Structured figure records
┏━━

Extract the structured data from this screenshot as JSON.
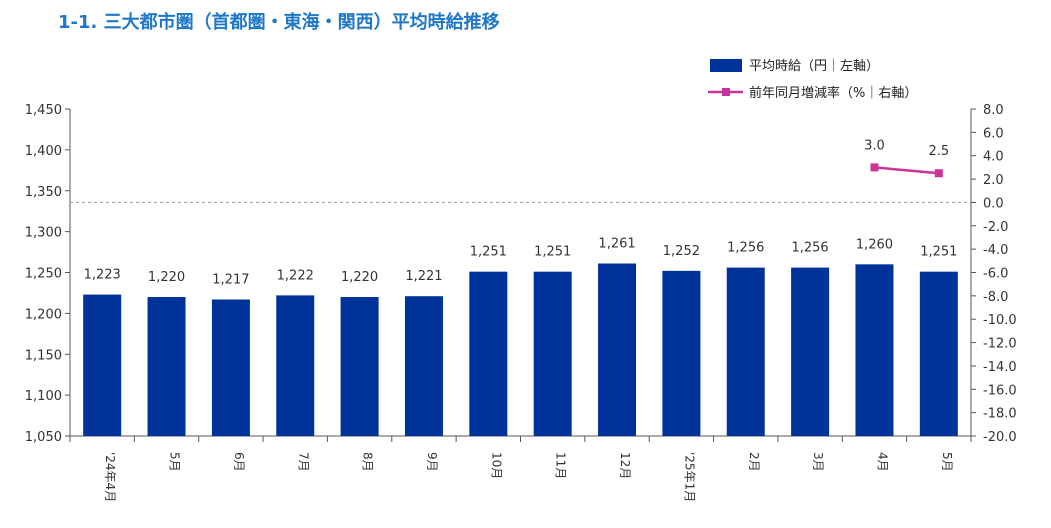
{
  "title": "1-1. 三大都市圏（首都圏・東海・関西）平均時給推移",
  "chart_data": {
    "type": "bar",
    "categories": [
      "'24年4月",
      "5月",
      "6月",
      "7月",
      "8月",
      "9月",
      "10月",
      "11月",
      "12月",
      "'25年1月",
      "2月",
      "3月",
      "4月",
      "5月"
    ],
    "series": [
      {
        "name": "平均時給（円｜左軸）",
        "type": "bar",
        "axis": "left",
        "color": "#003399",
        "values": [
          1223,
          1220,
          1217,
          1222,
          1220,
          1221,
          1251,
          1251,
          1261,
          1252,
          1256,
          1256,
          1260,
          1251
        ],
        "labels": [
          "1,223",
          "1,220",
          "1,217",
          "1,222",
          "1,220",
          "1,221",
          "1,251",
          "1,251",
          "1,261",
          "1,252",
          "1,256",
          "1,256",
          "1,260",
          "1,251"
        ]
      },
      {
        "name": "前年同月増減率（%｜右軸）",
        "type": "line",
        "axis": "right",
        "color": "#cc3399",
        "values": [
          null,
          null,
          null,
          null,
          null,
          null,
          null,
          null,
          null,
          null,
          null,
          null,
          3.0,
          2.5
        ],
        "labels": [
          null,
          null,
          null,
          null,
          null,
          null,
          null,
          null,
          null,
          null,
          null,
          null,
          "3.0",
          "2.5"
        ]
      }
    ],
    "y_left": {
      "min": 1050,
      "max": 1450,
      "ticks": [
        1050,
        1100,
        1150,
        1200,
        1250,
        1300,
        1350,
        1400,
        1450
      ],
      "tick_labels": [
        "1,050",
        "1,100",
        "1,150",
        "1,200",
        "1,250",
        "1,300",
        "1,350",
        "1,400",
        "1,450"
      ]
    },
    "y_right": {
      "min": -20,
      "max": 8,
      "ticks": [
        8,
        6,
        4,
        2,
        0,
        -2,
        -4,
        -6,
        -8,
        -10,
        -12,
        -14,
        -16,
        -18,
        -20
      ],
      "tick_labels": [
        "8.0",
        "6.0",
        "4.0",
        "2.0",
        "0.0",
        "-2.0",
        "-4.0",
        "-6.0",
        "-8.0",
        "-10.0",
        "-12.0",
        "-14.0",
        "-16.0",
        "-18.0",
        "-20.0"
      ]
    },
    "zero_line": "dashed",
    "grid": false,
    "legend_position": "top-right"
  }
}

┗━━
┏━━

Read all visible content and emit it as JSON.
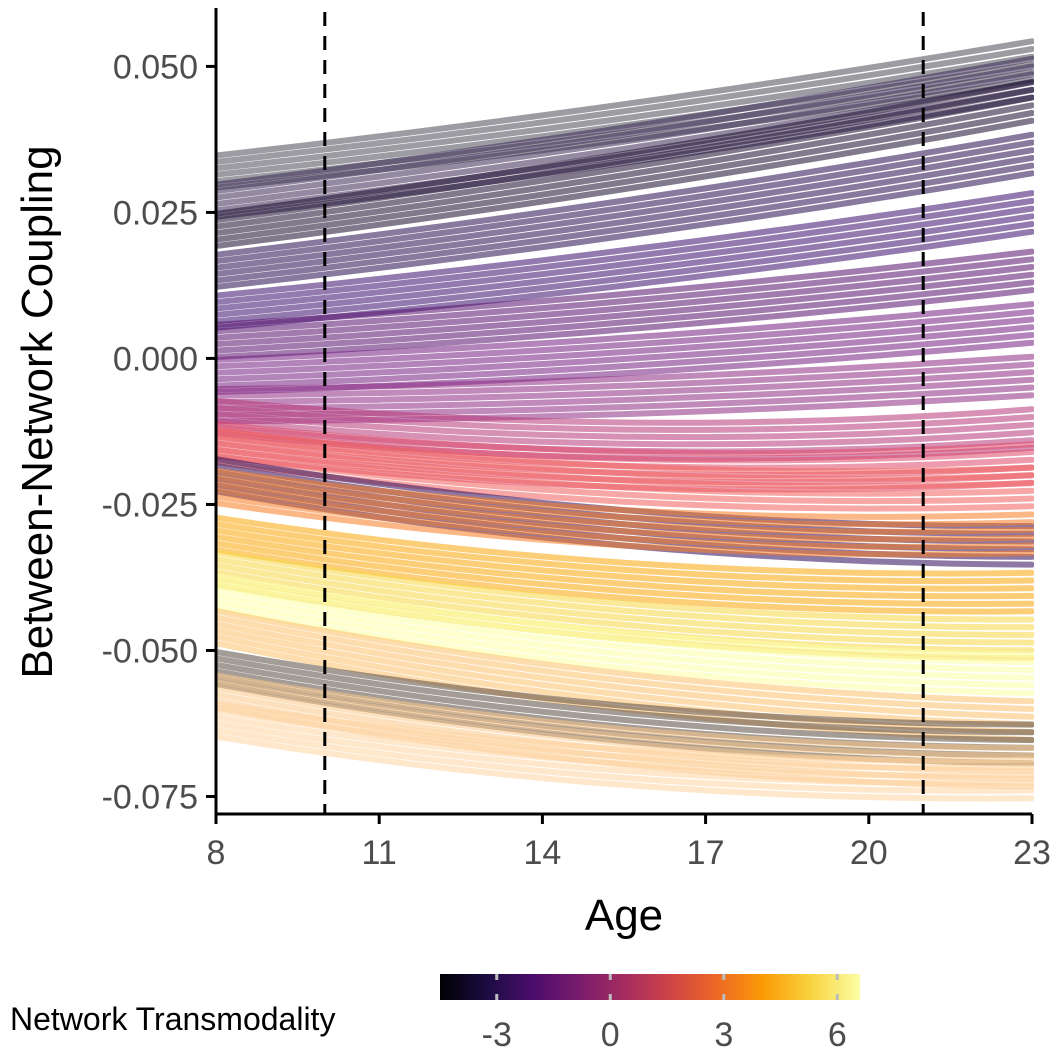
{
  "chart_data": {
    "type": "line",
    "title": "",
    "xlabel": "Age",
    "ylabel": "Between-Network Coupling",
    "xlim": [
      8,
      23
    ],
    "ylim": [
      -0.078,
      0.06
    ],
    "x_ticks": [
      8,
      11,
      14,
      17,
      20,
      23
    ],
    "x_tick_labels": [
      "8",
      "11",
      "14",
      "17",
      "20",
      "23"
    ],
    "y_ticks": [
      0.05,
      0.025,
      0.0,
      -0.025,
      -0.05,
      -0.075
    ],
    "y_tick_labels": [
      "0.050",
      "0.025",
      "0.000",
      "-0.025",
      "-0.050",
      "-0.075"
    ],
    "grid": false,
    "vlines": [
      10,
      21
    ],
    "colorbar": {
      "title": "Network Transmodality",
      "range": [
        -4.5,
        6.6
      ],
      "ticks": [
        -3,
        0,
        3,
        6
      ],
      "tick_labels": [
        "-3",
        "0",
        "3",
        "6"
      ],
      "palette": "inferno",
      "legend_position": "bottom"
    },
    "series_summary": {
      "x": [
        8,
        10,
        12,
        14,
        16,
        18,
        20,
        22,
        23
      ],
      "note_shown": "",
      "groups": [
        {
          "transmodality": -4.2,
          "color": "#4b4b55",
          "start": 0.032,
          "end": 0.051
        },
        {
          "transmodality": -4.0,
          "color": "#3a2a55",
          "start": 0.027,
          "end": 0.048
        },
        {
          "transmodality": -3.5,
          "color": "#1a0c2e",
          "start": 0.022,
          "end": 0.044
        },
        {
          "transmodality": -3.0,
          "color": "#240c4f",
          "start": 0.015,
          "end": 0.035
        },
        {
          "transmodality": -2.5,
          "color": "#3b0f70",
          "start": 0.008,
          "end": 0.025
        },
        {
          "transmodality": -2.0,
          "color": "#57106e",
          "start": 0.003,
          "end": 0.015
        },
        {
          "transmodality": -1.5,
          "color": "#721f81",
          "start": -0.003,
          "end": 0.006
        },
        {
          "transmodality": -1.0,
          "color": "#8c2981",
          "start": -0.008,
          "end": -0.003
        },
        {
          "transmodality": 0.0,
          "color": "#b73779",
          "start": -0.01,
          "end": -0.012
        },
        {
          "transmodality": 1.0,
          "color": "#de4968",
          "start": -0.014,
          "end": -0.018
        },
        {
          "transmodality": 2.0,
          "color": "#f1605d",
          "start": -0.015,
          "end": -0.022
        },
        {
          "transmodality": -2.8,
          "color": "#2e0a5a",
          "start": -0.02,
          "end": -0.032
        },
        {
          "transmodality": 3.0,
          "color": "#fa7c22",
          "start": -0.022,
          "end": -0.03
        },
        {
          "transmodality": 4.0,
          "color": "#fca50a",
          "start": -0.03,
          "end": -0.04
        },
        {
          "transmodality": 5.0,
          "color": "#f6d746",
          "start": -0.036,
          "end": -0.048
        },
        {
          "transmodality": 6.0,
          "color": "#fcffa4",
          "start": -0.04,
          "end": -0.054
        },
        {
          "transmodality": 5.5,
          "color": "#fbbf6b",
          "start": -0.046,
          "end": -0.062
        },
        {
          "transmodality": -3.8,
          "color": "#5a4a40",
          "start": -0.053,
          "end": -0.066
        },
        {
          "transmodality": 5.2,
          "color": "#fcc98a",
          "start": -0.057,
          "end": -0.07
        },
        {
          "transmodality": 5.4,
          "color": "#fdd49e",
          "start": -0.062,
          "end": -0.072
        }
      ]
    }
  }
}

┗━━

* The request:
Give the count of lines in the listing that hold the word "JSON", with no other text.

* Result:
2